> [Task statement]:
Leave the pictures out, and retype all of the material exactly as written.

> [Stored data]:
···

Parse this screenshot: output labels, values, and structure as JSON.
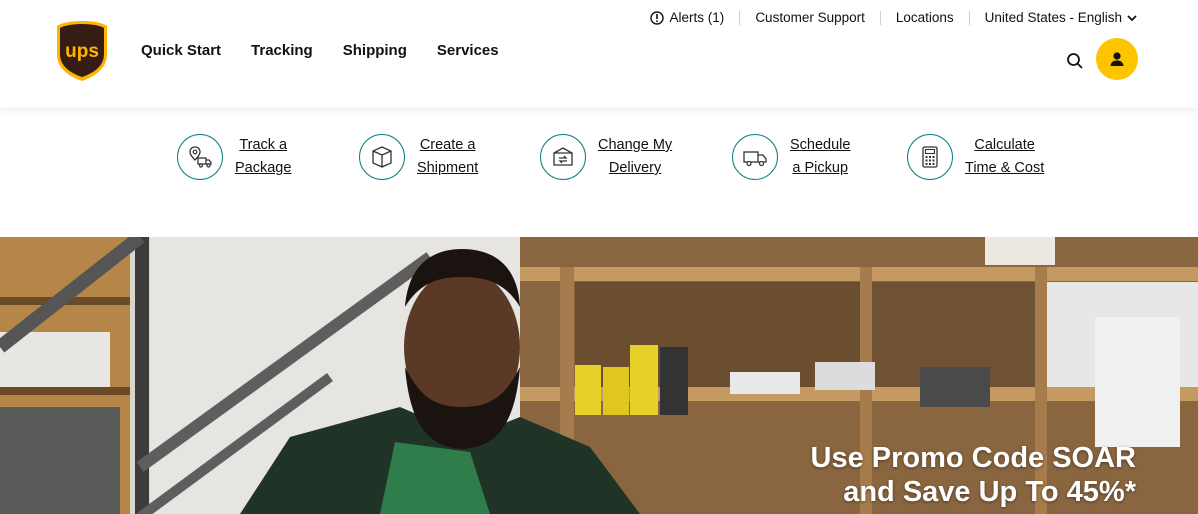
{
  "brand": {
    "name": "UPS",
    "logo_text": "ups",
    "color_brown": "#351c15",
    "color_gold": "#ffb500"
  },
  "nav": {
    "items": [
      {
        "label": "Quick Start"
      },
      {
        "label": "Tracking"
      },
      {
        "label": "Shipping"
      },
      {
        "label": "Services"
      }
    ]
  },
  "utility": {
    "alerts": "Alerts (1)",
    "support": "Customer Support",
    "locations": "Locations",
    "language": "United States - English"
  },
  "icons": {
    "search": "search-icon",
    "profile": "user-icon"
  },
  "quick_links": [
    {
      "line1": "Track a",
      "line2": "Package",
      "icon": "track-package-icon"
    },
    {
      "line1": "Create a",
      "line2": "Shipment",
      "icon": "box-icon"
    },
    {
      "line1": "Change My",
      "line2": "Delivery",
      "icon": "change-delivery-icon"
    },
    {
      "line1": "Schedule",
      "line2": "a Pickup",
      "icon": "truck-icon"
    },
    {
      "line1": "Calculate",
      "line2": "Time & Cost",
      "icon": "calculator-icon"
    }
  ],
  "hero": {
    "line1": "Use Promo Code SOAR",
    "line2": "and Save Up To 45%*"
  },
  "colors": {
    "accent_teal": "#0a8080",
    "accent_yellow": "#ffc400"
  }
}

···

> [Completed exercise]:
Parse this screenshot: output labels, values, and structure as JSON.
{
  "brand": {
    "name": "UPS",
    "logo_text": "ups",
    "color_brown": "#351c15",
    "color_gold": "#ffb500"
  },
  "nav": {
    "items": [
      {
        "label": "Quick Start"
      },
      {
        "label": "Tracking"
      },
      {
        "label": "Shipping"
      },
      {
        "label": "Services"
      }
    ]
  },
  "utility": {
    "alerts": "Alerts (1)",
    "support": "Customer Support",
    "locations": "Locations",
    "language": "United States - English"
  },
  "icons": {
    "search": "search-icon",
    "profile": "user-icon"
  },
  "quick_links": [
    {
      "line1": "Track a",
      "line2": "Package",
      "icon": "track-package-icon"
    },
    {
      "line1": "Create a",
      "line2": "Shipment",
      "icon": "box-icon"
    },
    {
      "line1": "Change My",
      "line2": "Delivery",
      "icon": "change-delivery-icon"
    },
    {
      "line1": "Schedule",
      "line2": "a Pickup",
      "icon": "truck-icon"
    },
    {
      "line1": "Calculate",
      "line2": "Time & Cost",
      "icon": "calculator-icon"
    }
  ],
  "hero": {
    "line1": "Use Promo Code SOAR",
    "line2": "and Save Up To 45%*"
  },
  "colors": {
    "accent_teal": "#0a8080",
    "accent_yellow": "#ffc400"
  }
}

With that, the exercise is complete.